→ **Цель**
Напиши продолжение текста о борьбе церкви и государства в христианской истории. Начни сразу после его последнего предложения.

→ **Текст**
<<<<

Едва ли, однако, такое противоположение оправдывается историческою действительностью: стоит лишь вспомнить отношения церкви и государства, патриархов и кесарей второго Рима – Византии; или ближе, спор нашего русского святителя Нила Сорского с Иосифом Волоцким о монастырских имуществах, о праве церкви на «владение землями» – т. е., на приобщение к «царству земному»; или еще ближе, спор патриарха Никона с Алексеем и окончательное «обмирщение» духовной власти, ее совершенное поглощение государством в Духовном Регламенте Петра Великого («со времени Петра русская церковь в параличе», – говорит сам Достоевский), Петра, который, уничтожая патриарший сан и встречая поддержку в таких представителях церкви, как Феофан Прокопович, объявил себя единым главою светской и духовной власти и тем самым, по выражению раскольников, увидевших именно в этом одно из знамений Антихристова пришествия, «обезглавил» русскую церковь; – стоит вспомнить все это и сколь многое другое для того, чтобы понять, что борьба «могучего и умного Духа пустыни» с духом Христовым совершалась не только на Западе, и что судьбы восточного христианства так соответствуют судьбам западного, что противополагать их одно другому, по крайней мере, столь безоглядно, не для одного будущего, но и для прошлого, как это делает Достоевский, – невозможно, неисторично. В действительности, великая борьба двух царств – от мира и «не от мира сего» – нигде не окончена, ни на Западе, ни на Востоке. И здесь, и там, одинаково, на всем протяжении всемирно-исторического развития христианства, продолжалось и продолжается второе искушение Христа земными царствами, мечом Кесаря. И дух Великого Инквизитора мог бы сказать Христу от лица не только римско-католической церкви: «Мы исправили подвиг Твой; мы взяли меч Кесаря, а взяв его, конечно, отвергли Тебя и пошли за ним. Мы не с Тобой, а с ним, вот наша тайна!»
Тайна эта и доныне совершается: и доныне идея всемирного царства земного, imperium Romanum, государства, поглощающего церковь, второго Рима, которому дана власть от «князя мира сего» – «ибо она предана мне, и я, кому хочу, даю ее» – идея римского Кесаря, Человека-Бога, или Бога-Зверя – «кто подобен Зверю сему и кто сразится с ним?» – не уничтожена, а только противопоставлена христианством идее царства Божьего, идее третьего Рима, церкви, торжествующей над государством, идее Агнца и Первосвященника небесного Иерусалима – идее Богочеловека. И каждый раз, когда, все равно на Востоке или на Западе, возникает в человечестве мысль о всемирном единении, происходит и новое столкновение этих двух, как выражается Достоевский, «величайших идей из всех, какие когда-либо существовали на земле».

>>>>

→ **Строки данных**
<<<<

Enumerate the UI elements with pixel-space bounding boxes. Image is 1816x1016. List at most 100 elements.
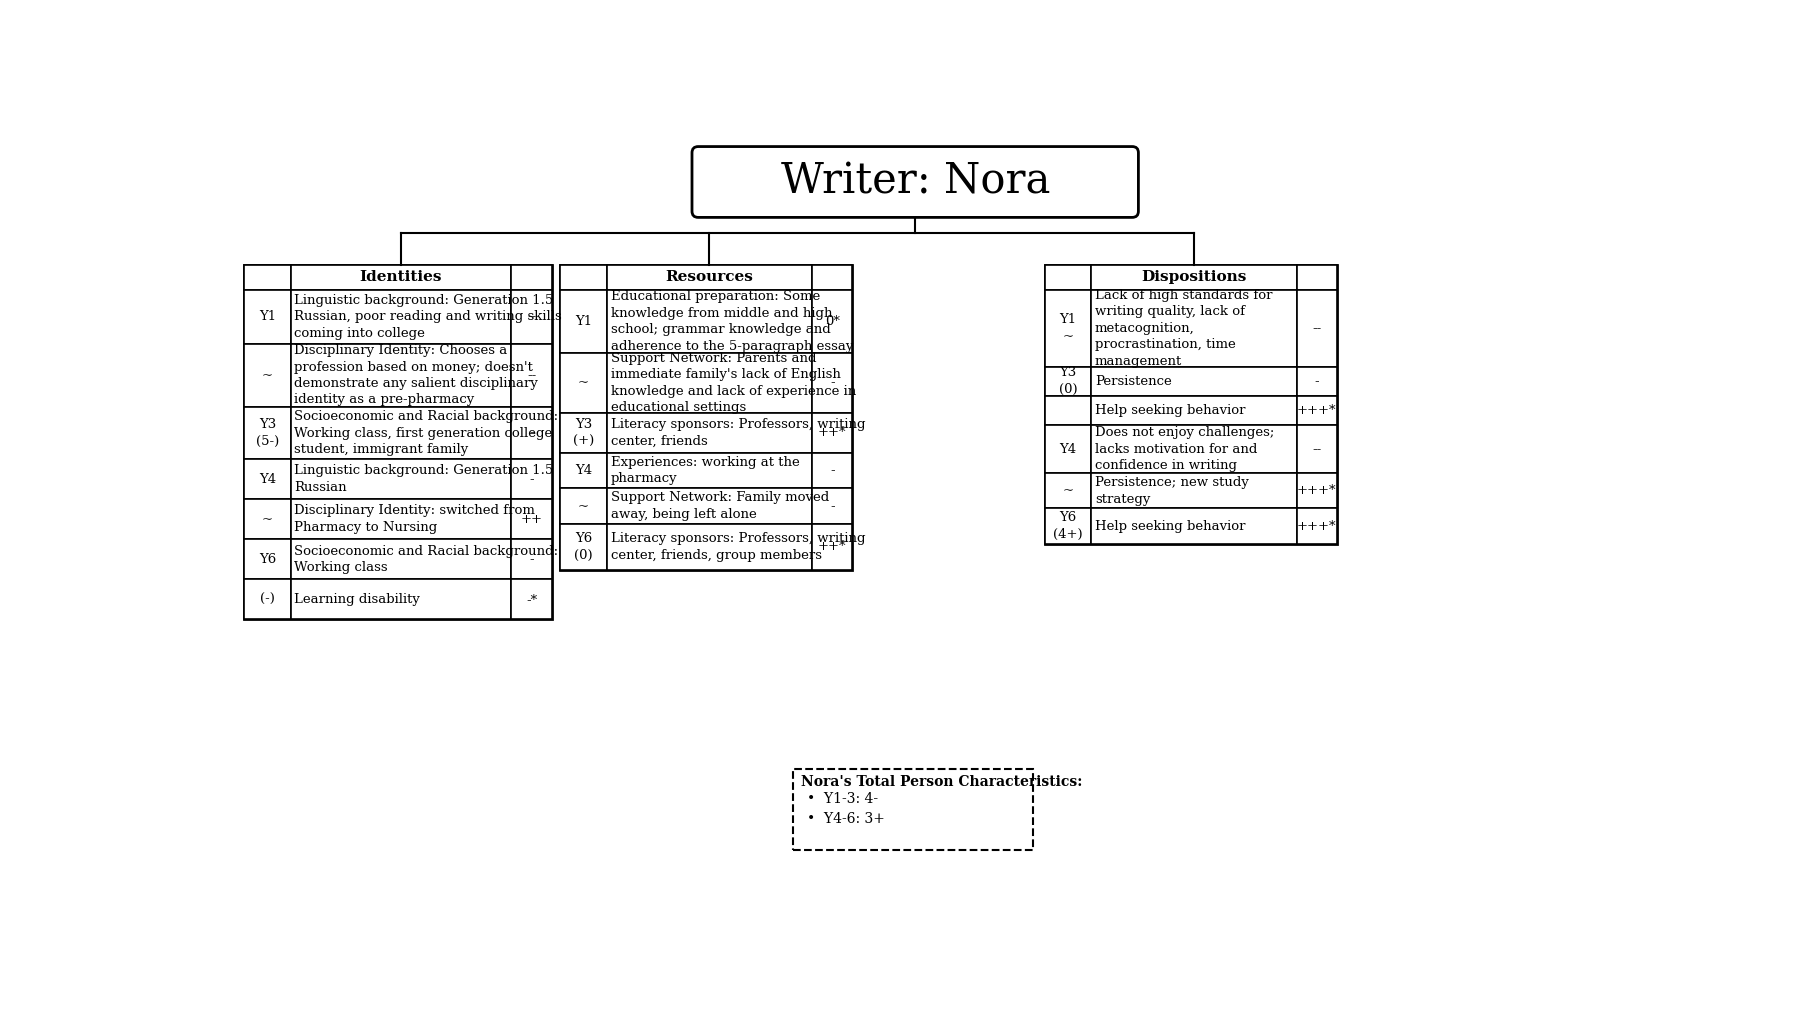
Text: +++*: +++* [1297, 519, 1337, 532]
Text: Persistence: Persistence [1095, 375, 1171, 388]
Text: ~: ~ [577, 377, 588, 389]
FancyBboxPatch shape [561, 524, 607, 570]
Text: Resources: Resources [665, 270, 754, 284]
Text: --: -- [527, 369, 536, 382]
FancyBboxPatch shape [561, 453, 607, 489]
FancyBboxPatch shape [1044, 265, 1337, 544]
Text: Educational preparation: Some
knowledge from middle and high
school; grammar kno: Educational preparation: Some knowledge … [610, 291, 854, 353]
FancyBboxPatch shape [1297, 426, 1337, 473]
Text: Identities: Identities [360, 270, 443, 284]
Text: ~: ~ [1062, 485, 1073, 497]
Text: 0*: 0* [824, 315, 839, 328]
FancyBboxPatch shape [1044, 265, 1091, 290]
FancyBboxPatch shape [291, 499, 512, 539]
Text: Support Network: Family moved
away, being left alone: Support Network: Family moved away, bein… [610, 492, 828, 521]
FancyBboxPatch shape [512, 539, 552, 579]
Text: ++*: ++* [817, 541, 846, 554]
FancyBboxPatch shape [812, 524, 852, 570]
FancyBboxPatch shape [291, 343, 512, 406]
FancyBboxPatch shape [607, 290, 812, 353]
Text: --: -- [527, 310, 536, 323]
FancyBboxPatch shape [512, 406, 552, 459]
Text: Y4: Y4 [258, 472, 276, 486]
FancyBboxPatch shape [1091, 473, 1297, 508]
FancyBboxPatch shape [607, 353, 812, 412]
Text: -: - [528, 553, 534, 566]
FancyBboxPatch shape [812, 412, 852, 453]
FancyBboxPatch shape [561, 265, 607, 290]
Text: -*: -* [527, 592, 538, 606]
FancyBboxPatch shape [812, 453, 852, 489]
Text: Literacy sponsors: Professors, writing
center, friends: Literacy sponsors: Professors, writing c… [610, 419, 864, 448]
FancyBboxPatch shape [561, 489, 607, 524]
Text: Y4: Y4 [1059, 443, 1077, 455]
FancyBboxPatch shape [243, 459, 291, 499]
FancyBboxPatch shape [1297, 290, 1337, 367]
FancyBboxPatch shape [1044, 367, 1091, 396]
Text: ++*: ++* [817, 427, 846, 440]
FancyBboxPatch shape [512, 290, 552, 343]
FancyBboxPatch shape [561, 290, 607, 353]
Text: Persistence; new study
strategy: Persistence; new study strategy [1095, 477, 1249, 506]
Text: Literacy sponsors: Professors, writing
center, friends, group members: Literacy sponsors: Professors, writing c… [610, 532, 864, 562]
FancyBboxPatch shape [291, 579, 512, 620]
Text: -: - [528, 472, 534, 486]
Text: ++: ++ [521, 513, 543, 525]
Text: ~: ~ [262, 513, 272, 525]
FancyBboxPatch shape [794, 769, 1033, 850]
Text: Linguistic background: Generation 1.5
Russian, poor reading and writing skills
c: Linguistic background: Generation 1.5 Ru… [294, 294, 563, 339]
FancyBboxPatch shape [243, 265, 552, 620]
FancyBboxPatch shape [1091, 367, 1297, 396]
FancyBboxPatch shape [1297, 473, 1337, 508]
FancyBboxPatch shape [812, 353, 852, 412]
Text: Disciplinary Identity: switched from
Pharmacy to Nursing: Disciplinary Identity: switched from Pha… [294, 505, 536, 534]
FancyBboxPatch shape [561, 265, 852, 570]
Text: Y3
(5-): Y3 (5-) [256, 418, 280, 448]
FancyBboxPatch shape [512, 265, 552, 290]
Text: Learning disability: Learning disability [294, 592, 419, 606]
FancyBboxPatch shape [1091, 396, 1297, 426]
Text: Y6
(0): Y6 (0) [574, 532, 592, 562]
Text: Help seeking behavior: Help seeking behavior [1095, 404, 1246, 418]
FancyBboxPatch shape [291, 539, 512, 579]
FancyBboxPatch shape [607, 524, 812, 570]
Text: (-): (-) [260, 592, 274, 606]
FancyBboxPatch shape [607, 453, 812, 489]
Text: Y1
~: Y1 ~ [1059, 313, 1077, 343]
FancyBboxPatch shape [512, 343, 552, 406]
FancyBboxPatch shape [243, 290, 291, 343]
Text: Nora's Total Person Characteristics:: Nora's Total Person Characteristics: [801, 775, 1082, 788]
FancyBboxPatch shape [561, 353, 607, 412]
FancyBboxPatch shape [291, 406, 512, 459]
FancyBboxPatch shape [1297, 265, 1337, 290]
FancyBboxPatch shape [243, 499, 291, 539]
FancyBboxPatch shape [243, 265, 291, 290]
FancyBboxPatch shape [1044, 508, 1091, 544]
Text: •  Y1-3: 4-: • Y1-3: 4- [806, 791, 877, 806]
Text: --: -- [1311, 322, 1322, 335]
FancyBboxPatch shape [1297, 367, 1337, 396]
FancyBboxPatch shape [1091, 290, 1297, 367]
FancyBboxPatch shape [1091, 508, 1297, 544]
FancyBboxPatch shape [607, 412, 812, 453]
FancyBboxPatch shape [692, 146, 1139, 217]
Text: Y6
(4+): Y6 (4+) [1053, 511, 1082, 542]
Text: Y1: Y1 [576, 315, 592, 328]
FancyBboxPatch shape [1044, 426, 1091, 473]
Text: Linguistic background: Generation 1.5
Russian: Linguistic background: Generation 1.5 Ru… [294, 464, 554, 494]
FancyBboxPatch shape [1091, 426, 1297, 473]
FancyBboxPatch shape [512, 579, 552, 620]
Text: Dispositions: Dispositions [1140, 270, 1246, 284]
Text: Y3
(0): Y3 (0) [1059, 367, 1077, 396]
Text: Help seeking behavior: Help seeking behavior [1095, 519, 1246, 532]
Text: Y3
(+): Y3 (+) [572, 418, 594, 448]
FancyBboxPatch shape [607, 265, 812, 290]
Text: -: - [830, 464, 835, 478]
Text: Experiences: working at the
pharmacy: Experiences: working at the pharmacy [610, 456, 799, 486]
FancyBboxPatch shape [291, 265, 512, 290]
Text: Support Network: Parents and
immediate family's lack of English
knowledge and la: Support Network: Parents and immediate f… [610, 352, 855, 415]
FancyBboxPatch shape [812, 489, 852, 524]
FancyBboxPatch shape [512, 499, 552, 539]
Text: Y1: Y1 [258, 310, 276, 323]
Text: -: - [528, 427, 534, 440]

>>>>

→ **Результат**
«Попытка римской монархии шла вперед и изменялась беспрерывно, – говорит он далее. – С развитием этой попытки, самая существенная часть христианского начала почти утратилась вовсе. Отвергнув, наконец, христианство духовно, наследники древнеримского мира отвергли и папство. Прогремела страшная французская революция, которая, в сущности, была не более, как последним видоизменением и перевоплощением той же древнеримской формулы всемирного единения». Достоевский и здесь не договаривает: французская революция выразила одну лишь республиканскую сторону Рима, преувеличила отрицательные идеи свободы и разрушения в ущерб положительным идеям объединяющей власти и всемирного зодчества. В действительности, последним и доныне величайшим, хотя все еще не совершенным, неокончательным воплощением этой древнеримской идеи была не сама революция, а «выброшенное на берег океаном революции чудовище» – Наполеон.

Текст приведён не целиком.